Records provided -
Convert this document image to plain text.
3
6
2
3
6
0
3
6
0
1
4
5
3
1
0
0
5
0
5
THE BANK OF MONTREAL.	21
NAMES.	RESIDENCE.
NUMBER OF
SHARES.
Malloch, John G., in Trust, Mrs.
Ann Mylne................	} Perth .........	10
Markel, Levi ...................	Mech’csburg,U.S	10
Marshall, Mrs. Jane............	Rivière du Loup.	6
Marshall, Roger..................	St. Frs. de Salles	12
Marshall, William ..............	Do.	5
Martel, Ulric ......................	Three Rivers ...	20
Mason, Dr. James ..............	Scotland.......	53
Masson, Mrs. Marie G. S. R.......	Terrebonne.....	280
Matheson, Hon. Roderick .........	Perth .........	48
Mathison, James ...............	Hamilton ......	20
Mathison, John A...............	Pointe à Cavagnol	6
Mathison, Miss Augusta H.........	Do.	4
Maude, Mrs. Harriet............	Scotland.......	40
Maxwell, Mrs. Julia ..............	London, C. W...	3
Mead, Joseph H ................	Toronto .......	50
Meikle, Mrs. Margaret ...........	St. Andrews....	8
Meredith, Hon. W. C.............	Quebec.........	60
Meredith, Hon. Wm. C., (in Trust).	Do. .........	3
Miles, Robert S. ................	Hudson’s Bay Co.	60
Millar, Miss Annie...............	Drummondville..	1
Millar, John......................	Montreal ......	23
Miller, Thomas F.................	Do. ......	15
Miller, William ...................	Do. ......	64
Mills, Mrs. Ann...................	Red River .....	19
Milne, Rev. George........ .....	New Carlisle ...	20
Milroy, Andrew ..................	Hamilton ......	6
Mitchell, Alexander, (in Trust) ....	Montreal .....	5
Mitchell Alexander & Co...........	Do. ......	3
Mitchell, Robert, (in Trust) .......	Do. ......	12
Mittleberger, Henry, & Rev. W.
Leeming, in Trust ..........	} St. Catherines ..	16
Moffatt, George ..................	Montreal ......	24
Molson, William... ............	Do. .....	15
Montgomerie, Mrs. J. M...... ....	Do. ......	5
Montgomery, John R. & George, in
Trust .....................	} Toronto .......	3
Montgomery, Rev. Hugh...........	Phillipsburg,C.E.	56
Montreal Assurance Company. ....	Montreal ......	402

Aim of the exercise -
Write out the entries in full, exactly as given.

Completed task -
Convert this document image to plain text.
3
6
2
3
6
0
3
6
0
1
4
5
3
1
0
0
5
0
5
THE BANK OF MONTREAL.	21
NAMES.	RESIDENCE.
NUMBER OF
SHARES.
Malloch, John G., in Trust, Mrs.
Ann Mylne................	} Perth .........	10
Markel, Levi ...................	Mech’csburg,U.S	10
Marshall, Mrs. Jane............	Rivière du Loup.	6
Marshall, Roger..................	St. Frs. de Salles	12
Marshall, William ..............	Do.	5
Martel, Ulric ......................	Three Rivers ...	20
Mason, Dr. James ..............	Scotland.......	53
Masson, Mrs. Marie G. S. R.......	Terrebonne.....	280
Matheson, Hon. Roderick .........	Perth .........	48
Mathison, James ...............	Hamilton ......	20
Mathison, John A...............	Pointe à Cavagnol	6
Mathison, Miss Augusta H.........	Do.	4
Maude, Mrs. Harriet............	Scotland.......	40
Maxwell, Mrs. Julia ..............	London, C. W...	3
Mead, Joseph H ................	Toronto .......	50
Meikle, Mrs. Margaret ...........	St. Andrews....	8
Meredith, Hon. W. C.............	Quebec.........	60
Meredith, Hon. Wm. C., (in Trust).	Do. .........	3
Miles, Robert S. ................	Hudson’s Bay Co.	60
Millar, Miss Annie...............	Drummondville..	1
Millar, John......................	Montreal ......	23
Miller, Thomas F.................	Do. ......	15
Miller, William ...................	Do. ......	64
Mills, Mrs. Ann...................	Red River .....	19
Milne, Rev. George........ .....	New Carlisle ...	20
Milroy, Andrew ..................	Hamilton ......	6
Mitchell, Alexander, (in Trust) ....	Montreal .....	5
Mitchell Alexander & Co...........	Do. ......	3
Mitchell, Robert, (in Trust) .......	Do. ......	12
Mittleberger, Henry, & Rev. W.
Leeming, in Trust ..........	} St. Catherines ..	16
Moffatt, George ..................	Montreal ......	24
Molson, William... ............	Do. .....	15
Montgomerie, Mrs. J. M...... ....	Do. ......	5
Montgomery, John R. & George, in
Trust .....................	} Toronto .......	3
Montgomery, Rev. Hugh...........	Phillipsburg,C.E.	56
Montreal Assurance Company. ....	Montreal ......	402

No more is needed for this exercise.